> Records provided:
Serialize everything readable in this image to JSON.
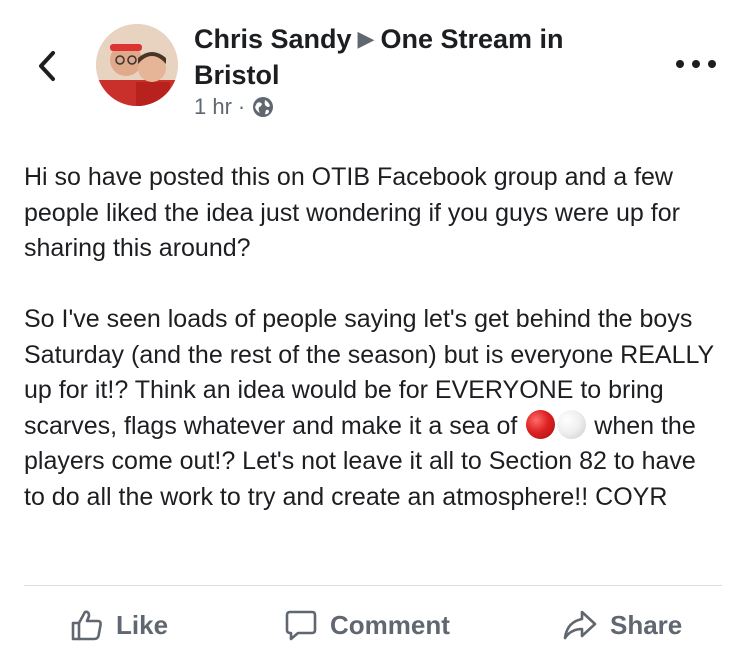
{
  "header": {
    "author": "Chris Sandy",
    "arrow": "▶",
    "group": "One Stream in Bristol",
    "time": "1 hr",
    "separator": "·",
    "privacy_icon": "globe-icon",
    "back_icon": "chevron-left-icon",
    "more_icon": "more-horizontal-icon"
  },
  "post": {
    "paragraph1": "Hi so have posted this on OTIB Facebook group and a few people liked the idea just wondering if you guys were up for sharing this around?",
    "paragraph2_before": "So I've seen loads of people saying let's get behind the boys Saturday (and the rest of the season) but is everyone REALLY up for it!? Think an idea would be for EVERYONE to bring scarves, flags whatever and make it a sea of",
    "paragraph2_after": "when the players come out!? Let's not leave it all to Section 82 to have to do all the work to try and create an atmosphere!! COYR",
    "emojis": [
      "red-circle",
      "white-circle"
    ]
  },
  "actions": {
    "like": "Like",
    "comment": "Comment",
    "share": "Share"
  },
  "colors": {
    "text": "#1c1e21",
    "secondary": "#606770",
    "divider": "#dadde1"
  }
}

--

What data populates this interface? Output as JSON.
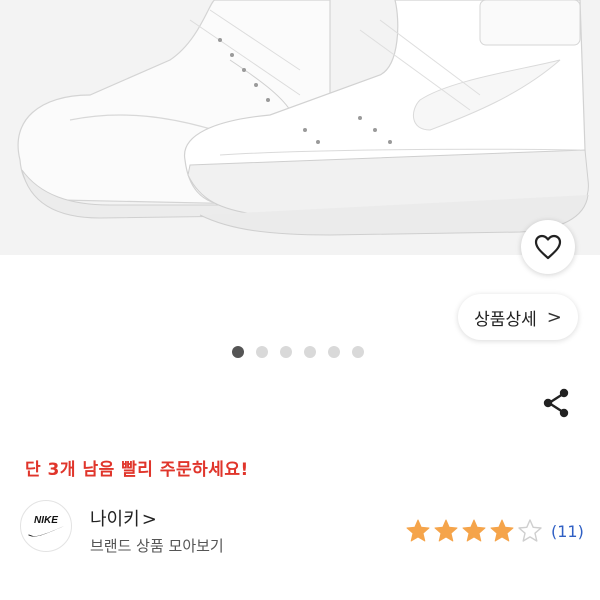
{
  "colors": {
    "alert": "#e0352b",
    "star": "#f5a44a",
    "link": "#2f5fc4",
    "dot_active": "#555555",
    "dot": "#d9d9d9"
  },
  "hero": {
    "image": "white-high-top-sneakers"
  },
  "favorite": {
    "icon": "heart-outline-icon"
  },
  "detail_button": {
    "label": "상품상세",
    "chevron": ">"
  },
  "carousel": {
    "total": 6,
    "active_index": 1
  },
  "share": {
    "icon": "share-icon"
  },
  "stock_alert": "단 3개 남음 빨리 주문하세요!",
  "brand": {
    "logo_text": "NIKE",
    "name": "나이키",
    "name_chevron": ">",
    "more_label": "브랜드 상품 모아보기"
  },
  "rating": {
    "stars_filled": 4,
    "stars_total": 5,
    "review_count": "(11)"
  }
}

> Problem: Scan the material above for the string "group" and return the lines that hold it.

> Task output:
    "group": "One Stream in Bristol",
    "paragraph1": "Hi so have posted this on OTIB Facebook group and a few people liked the idea just wondering if you guys were up for sharing this around?",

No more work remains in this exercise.